>>
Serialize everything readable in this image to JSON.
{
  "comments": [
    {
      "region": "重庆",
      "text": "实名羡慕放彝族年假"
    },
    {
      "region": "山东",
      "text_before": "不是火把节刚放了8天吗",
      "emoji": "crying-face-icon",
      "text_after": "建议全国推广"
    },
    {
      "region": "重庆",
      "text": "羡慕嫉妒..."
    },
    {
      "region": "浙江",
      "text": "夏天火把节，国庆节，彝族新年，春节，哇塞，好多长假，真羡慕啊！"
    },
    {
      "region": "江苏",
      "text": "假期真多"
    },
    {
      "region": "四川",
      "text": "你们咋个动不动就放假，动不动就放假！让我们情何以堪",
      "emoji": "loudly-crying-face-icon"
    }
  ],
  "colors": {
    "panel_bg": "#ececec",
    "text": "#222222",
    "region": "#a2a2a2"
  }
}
<<
>>
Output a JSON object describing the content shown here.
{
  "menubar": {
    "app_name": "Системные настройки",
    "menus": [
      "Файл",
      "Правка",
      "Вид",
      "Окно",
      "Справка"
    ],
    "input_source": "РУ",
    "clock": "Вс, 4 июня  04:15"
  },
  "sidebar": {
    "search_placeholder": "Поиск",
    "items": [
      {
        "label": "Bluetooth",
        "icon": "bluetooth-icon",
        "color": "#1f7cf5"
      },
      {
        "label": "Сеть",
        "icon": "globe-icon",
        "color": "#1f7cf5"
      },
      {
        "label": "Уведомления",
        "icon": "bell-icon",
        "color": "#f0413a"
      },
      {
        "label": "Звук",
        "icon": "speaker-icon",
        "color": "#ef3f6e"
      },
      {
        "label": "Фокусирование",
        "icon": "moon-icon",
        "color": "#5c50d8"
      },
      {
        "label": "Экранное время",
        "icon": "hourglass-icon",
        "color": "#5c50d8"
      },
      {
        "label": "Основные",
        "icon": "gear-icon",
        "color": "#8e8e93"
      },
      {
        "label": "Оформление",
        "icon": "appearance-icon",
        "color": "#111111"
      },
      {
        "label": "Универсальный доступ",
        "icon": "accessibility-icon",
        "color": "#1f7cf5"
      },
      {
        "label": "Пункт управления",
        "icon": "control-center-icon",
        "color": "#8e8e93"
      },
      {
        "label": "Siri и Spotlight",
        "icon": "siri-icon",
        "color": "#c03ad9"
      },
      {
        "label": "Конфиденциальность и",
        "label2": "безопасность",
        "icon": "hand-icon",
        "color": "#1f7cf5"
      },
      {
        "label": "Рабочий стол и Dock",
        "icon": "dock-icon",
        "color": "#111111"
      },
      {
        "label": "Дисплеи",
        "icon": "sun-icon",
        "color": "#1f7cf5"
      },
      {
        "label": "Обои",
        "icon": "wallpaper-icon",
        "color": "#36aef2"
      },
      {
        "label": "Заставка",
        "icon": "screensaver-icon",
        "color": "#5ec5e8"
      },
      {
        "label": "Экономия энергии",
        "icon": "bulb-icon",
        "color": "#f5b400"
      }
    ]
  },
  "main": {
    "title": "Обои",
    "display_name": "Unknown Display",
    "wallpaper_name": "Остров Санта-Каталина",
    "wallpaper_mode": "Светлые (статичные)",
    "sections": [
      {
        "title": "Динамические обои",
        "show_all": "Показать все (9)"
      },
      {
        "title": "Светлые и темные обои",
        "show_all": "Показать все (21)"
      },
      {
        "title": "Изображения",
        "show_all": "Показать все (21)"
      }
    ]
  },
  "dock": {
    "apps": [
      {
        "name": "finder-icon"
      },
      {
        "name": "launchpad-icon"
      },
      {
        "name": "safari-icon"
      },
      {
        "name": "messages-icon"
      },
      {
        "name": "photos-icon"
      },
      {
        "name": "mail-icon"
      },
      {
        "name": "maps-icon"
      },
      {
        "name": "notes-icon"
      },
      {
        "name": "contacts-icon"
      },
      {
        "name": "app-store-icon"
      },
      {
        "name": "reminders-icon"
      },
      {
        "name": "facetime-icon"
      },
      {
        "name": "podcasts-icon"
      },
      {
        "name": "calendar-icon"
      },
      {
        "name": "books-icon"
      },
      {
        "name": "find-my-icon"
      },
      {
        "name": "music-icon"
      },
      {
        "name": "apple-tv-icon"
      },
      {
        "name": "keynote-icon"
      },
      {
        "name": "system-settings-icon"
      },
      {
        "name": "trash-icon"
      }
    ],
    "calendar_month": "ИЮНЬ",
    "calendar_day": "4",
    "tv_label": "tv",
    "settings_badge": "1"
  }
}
<<
• [DIRECTION]
From the listing above, copy every line that includes the word "JSON".

• [EXERCISE OUTPUT]
Serialize everything readable in this image to JSON.
Output a JSON object describing the content shown here.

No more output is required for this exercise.